— WORK TO DO —
Copy out every line in which the string "JSON" occurs.

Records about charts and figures
============================================================

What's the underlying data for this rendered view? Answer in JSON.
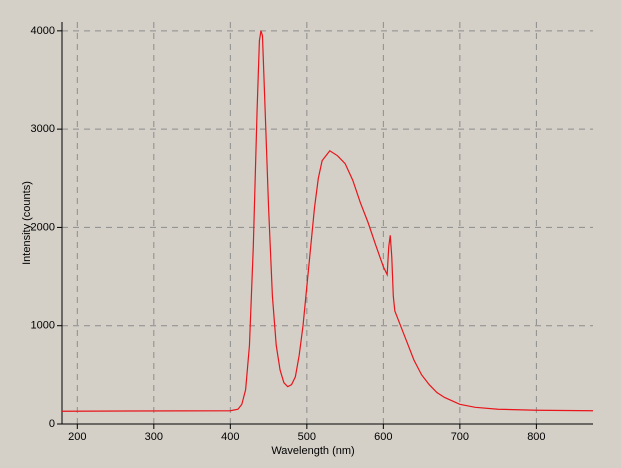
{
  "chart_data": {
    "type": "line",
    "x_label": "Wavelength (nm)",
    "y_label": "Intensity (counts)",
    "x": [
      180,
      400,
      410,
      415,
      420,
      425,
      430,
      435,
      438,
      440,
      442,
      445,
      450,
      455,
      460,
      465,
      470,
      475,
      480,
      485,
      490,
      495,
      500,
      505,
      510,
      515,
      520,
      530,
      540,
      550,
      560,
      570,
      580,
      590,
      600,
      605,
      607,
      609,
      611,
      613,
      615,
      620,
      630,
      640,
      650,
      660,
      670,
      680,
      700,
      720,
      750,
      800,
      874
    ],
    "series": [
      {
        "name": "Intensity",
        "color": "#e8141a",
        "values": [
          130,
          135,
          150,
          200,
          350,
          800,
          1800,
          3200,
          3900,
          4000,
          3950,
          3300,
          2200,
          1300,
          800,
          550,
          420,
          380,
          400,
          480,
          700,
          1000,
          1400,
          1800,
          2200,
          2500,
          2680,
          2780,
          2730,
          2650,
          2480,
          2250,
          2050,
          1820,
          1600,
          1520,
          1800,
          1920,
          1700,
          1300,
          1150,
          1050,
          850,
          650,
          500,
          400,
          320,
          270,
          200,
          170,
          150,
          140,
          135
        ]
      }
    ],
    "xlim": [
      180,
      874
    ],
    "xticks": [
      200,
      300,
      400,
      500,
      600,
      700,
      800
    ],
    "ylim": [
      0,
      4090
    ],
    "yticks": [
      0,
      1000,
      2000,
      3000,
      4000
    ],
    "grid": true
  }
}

============================================================

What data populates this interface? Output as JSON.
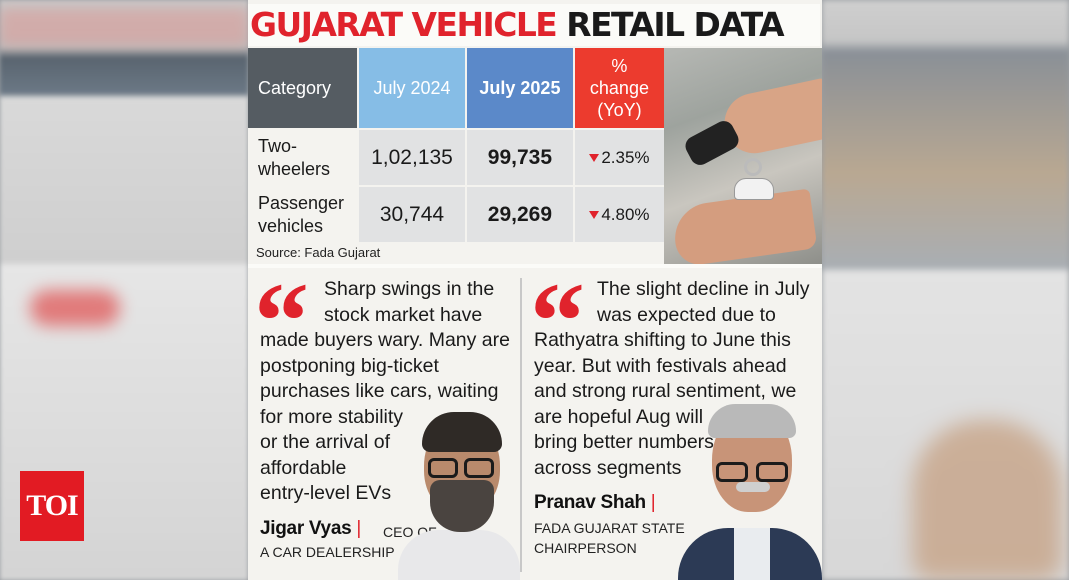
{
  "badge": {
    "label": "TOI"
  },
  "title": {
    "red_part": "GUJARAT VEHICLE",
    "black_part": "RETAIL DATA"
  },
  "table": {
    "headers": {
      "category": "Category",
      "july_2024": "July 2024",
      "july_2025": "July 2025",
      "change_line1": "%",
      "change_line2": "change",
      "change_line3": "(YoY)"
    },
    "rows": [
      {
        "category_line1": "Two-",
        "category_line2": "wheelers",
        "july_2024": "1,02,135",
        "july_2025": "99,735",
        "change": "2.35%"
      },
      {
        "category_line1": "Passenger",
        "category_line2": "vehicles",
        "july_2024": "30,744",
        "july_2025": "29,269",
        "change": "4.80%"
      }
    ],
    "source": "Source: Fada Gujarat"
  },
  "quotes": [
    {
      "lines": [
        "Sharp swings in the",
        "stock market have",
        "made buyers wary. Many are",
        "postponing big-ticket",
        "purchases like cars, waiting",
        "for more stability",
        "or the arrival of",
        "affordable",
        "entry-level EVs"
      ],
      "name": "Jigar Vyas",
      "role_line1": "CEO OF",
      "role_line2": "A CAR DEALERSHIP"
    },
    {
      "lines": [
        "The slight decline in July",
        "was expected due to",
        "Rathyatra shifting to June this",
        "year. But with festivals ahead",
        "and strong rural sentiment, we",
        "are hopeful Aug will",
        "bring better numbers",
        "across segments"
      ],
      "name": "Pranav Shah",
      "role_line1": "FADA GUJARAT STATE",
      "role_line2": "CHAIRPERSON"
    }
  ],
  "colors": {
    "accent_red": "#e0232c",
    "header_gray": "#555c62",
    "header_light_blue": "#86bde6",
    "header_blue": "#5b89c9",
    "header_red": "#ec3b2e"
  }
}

============================================================

— TASK OUTPUT —
What's the underlying data for this rendered view? Answer in JSON.
What data populates this interface? Output as JSON.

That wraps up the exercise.